-- Begin Stored records --

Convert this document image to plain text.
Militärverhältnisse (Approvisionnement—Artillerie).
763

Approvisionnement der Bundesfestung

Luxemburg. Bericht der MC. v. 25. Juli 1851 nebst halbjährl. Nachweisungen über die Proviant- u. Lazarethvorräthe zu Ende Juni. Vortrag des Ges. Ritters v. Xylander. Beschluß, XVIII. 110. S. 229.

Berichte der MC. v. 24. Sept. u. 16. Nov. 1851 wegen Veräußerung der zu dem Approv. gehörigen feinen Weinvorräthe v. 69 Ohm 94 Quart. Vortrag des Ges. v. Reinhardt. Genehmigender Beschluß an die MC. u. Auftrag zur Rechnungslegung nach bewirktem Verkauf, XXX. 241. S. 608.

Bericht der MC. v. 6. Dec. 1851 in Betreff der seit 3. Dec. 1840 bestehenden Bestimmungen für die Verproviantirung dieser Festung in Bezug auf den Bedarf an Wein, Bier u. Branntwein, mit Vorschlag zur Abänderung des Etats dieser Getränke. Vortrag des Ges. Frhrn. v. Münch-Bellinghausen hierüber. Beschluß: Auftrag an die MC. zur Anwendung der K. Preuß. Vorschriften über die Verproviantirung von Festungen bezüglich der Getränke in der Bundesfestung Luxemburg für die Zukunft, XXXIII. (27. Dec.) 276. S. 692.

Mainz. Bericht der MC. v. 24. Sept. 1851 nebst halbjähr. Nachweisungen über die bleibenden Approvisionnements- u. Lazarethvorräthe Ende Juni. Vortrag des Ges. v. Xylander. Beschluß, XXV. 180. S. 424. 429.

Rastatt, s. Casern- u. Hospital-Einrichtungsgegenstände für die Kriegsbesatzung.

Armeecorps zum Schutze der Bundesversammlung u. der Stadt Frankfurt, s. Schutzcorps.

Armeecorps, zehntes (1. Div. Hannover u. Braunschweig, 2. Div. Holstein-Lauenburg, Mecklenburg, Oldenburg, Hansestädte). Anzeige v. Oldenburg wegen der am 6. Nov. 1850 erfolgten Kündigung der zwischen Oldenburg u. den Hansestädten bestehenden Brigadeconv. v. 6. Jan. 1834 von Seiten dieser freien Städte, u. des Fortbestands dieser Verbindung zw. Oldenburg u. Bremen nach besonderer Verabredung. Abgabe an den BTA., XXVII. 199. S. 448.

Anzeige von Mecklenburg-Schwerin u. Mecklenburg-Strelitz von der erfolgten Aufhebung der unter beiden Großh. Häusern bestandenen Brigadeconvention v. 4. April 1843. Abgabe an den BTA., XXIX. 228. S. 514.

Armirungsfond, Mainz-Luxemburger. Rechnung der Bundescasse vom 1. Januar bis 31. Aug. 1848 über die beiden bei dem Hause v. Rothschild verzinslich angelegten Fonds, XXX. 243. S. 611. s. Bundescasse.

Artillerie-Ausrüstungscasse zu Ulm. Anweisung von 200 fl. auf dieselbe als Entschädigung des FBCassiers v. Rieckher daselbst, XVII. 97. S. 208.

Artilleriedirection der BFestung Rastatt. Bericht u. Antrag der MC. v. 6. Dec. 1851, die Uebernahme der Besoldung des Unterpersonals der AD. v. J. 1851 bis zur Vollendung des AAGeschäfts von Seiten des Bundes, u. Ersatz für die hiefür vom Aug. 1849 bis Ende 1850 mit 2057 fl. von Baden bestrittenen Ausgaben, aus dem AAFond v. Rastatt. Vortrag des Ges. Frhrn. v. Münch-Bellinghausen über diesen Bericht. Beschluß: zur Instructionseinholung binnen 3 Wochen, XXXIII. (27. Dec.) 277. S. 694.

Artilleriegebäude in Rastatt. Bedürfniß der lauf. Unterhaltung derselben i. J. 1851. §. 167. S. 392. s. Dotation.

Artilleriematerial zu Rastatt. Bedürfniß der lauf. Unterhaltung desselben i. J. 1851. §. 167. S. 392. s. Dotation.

-- End Stored records --
-- Begin Stored records --

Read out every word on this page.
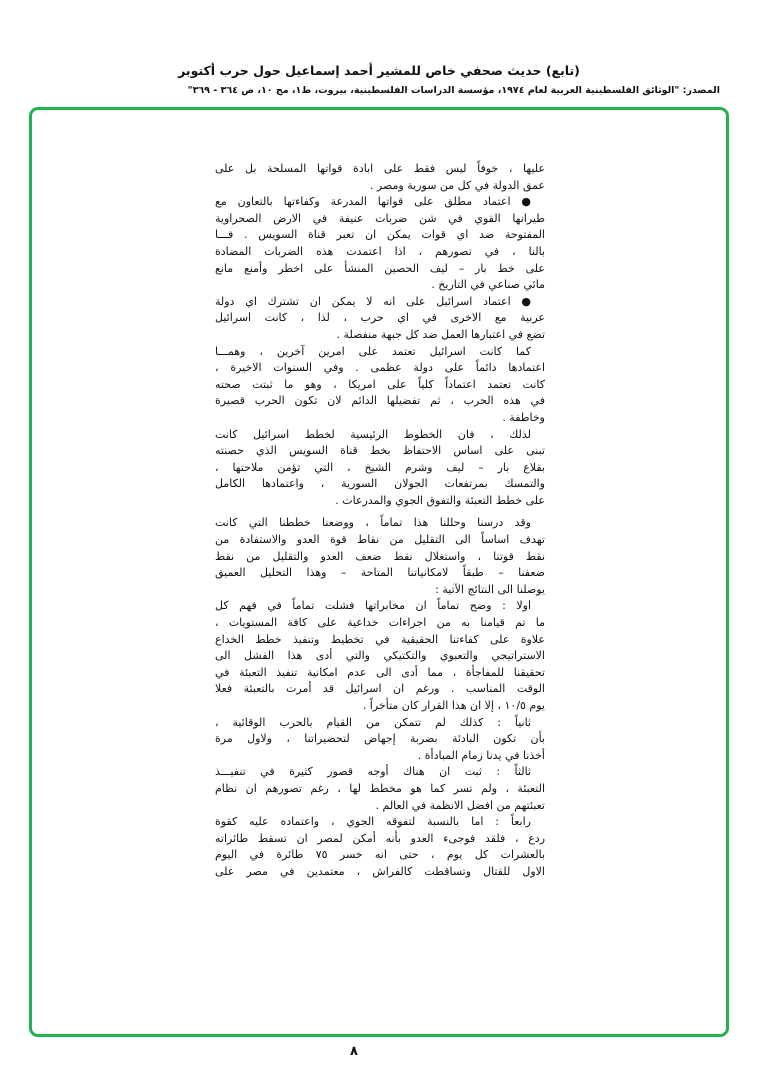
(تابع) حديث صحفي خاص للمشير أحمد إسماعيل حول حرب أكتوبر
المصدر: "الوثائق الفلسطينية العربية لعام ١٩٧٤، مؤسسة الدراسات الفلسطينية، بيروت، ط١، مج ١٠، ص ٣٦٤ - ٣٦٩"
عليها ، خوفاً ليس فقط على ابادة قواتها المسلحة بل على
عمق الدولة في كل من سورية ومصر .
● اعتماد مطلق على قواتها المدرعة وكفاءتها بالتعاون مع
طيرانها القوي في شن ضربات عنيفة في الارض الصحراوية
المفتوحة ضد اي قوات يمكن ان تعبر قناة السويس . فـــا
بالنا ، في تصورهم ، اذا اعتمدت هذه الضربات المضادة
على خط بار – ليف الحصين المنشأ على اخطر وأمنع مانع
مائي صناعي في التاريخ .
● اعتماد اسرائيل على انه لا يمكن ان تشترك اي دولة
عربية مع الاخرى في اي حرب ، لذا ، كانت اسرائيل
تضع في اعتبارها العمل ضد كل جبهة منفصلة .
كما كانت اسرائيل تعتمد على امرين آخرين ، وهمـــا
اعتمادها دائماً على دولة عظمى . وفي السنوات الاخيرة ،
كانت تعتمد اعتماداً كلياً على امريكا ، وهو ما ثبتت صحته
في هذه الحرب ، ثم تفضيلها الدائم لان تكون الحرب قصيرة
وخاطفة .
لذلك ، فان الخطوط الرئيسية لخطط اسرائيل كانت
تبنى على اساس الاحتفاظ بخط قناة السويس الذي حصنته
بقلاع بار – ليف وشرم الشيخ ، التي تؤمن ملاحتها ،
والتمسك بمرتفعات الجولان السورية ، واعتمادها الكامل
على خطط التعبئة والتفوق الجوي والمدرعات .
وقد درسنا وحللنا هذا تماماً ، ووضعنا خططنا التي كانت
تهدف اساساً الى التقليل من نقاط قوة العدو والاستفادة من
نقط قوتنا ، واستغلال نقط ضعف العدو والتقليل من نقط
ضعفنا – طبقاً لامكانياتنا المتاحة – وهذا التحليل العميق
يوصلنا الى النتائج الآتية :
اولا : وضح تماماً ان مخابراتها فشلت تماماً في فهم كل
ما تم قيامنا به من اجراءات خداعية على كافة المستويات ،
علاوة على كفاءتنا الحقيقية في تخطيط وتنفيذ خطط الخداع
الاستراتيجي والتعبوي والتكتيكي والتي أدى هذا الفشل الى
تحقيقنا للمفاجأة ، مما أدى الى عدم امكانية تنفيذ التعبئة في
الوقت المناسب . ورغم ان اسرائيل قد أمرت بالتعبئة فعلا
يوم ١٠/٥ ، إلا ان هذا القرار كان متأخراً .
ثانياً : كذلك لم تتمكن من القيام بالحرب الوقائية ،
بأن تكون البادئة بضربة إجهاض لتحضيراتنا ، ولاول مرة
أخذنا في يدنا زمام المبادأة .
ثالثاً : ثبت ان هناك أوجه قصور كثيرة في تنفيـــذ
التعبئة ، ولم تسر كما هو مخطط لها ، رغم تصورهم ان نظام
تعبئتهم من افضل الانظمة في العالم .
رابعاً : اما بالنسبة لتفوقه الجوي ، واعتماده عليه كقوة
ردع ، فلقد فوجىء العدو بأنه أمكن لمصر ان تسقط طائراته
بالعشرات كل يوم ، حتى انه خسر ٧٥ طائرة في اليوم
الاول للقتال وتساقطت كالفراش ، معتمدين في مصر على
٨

-- End Stored records --
-- Begin Stored records --

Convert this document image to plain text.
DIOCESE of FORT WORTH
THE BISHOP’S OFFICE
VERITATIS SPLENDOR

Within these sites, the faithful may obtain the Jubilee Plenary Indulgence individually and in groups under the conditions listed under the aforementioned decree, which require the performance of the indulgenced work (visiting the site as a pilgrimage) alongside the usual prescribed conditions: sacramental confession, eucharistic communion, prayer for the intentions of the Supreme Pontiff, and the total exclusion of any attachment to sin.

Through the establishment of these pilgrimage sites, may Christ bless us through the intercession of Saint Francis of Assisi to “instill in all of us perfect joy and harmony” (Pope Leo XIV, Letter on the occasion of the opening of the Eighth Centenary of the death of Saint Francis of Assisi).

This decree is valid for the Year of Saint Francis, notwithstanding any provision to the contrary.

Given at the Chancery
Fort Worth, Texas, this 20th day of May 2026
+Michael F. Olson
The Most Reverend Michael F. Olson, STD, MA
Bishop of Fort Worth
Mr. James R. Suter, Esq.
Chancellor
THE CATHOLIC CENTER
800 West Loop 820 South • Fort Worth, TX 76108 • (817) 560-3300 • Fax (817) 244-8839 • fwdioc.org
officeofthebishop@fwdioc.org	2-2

-- End Stored records --

- Aim
Find every line above that contains the word "Nachweisungen", and return each one.

- Written solution
Luxemburg. Bericht der MC. v. 25. Juli 1851 nebst halbjährl. Nachweisungen über die Proviant- u. Lazarethvorräthe zu Ende Juni. Vortrag des Ges. Ritters v. Xylander. Beschluß, XVIII. 110. S. 229.
Mainz. Bericht der MC. v. 24. Sept. 1851 nebst halbjähr. Nachweisungen über die bleibenden Approvisionnements- u. Lazarethvorräthe Ende Juni. Vortrag des Ges. v. Xylander. Beschluß, XXV. 180. S. 424. 429.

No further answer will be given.